◆ Required work
Scan the entries below for "closure" and copy each line that holds it.

◆ Entries shown
*-*-*

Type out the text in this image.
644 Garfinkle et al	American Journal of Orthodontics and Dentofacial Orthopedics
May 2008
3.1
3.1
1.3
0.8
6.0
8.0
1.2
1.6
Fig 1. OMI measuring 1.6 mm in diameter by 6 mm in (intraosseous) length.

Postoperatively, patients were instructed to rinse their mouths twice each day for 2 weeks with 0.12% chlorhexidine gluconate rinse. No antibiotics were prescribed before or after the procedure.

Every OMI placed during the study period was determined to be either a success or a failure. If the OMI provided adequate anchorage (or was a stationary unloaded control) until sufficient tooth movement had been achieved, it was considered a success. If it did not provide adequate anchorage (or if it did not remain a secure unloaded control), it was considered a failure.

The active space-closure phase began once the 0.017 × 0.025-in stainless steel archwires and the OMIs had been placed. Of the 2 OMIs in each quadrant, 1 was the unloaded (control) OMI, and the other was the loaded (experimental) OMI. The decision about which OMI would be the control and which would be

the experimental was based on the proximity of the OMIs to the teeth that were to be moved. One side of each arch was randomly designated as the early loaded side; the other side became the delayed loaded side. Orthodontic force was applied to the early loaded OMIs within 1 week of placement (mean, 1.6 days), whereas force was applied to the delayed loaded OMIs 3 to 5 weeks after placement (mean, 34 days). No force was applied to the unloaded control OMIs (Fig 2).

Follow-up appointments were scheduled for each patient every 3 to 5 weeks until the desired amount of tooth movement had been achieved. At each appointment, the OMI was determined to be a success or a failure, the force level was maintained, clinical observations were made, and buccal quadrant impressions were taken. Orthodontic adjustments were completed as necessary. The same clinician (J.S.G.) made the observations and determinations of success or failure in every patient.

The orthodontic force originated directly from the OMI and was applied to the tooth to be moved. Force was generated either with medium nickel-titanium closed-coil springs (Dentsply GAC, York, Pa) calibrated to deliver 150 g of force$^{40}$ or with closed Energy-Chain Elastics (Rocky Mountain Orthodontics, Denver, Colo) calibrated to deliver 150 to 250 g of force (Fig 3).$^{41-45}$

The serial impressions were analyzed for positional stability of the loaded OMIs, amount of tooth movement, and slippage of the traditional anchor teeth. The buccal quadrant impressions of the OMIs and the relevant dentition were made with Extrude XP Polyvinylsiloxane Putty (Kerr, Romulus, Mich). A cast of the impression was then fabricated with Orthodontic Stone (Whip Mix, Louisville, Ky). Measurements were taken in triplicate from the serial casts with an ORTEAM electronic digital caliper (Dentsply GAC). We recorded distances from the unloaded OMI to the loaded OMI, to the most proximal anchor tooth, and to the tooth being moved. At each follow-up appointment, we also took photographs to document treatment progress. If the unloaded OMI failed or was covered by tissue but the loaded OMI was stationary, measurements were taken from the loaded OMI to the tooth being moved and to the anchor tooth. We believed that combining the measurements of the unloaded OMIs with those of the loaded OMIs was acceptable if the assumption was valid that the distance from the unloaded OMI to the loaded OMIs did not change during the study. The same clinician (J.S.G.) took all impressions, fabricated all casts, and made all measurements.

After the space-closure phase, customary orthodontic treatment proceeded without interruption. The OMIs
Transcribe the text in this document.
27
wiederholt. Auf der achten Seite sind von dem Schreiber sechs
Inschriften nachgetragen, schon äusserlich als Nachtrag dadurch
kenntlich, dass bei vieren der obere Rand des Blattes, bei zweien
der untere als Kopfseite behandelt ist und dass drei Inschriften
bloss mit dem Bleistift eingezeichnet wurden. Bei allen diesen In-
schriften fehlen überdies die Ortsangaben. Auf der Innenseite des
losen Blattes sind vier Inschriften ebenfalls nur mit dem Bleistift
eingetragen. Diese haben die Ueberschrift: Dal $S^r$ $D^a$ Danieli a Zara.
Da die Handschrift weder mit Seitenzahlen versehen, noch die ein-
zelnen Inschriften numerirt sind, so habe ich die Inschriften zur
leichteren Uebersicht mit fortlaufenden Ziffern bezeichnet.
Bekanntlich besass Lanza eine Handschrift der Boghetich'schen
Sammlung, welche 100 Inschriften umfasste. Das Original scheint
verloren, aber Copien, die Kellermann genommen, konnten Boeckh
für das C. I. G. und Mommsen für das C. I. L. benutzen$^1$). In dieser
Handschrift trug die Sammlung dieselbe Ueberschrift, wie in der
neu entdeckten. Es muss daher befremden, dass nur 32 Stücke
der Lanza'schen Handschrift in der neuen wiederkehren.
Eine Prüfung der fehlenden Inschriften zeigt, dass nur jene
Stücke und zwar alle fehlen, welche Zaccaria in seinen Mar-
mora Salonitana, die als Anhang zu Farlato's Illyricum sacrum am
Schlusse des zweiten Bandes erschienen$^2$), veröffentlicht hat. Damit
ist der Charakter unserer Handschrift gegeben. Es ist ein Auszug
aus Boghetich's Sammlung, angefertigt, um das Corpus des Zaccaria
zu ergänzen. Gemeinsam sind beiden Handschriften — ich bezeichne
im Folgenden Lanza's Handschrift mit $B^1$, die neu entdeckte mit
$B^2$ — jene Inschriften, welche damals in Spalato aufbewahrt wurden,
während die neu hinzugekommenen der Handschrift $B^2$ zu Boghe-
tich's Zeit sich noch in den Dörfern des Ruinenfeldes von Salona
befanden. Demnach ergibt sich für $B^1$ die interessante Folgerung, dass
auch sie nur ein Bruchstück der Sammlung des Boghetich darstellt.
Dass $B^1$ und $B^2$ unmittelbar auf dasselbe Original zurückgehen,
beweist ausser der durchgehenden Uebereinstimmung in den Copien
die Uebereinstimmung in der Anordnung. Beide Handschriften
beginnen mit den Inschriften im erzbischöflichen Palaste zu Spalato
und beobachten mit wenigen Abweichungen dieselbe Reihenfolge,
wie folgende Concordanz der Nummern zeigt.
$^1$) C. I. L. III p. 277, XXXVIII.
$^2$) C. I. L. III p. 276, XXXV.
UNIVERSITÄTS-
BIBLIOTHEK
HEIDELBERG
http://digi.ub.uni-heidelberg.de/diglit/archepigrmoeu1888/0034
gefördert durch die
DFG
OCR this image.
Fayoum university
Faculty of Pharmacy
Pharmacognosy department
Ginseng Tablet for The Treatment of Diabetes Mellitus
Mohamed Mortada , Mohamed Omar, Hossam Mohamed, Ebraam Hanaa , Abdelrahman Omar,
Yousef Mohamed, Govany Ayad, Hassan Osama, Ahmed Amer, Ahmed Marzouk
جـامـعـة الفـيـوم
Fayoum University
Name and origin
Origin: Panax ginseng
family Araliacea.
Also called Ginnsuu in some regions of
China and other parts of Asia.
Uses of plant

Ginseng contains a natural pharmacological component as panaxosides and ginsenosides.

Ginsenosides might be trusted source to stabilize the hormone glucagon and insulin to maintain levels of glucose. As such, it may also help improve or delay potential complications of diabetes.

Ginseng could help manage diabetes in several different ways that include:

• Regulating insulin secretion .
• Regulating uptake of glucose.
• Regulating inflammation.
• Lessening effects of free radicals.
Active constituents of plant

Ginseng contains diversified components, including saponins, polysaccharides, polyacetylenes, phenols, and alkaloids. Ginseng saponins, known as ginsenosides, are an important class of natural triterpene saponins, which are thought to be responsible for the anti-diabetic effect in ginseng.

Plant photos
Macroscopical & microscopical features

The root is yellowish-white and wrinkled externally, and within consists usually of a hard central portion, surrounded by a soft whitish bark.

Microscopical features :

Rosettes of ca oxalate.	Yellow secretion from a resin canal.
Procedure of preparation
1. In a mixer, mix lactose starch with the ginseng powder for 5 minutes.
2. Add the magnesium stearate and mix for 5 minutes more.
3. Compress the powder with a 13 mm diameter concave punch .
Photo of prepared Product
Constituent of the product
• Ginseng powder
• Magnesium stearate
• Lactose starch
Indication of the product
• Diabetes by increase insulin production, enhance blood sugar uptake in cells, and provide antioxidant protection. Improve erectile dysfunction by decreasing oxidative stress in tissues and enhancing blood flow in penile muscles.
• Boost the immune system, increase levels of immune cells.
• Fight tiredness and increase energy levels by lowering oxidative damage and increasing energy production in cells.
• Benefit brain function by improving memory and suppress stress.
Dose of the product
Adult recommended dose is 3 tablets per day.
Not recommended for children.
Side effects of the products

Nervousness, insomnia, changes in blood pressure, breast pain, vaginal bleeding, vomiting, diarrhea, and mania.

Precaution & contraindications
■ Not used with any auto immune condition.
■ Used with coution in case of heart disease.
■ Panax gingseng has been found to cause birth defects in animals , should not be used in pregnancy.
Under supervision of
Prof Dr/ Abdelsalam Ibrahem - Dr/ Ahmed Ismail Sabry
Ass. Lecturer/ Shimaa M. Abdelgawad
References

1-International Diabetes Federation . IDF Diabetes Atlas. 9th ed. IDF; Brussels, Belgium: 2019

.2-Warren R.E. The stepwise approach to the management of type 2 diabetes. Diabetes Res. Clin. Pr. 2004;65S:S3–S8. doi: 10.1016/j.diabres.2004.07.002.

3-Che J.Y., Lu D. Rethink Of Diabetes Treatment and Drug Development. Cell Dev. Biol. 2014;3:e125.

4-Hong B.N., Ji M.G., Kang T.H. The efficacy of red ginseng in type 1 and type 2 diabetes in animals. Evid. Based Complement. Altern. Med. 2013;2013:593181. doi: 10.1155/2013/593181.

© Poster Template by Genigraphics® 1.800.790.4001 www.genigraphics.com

*-*-*

◆ Task answer
The active space-closure phase began once the 0.017 × 0.025-in stainless steel archwires and the OMIs had been placed. Of the 2 OMIs in each quadrant, 1 was the unloaded (control) OMI, and the other was the loaded (experimental) OMI. The decision about which OMI would be the control and which would be
After the space-closure phase, customary orthodontic treatment proceeded without interruption. The OMIs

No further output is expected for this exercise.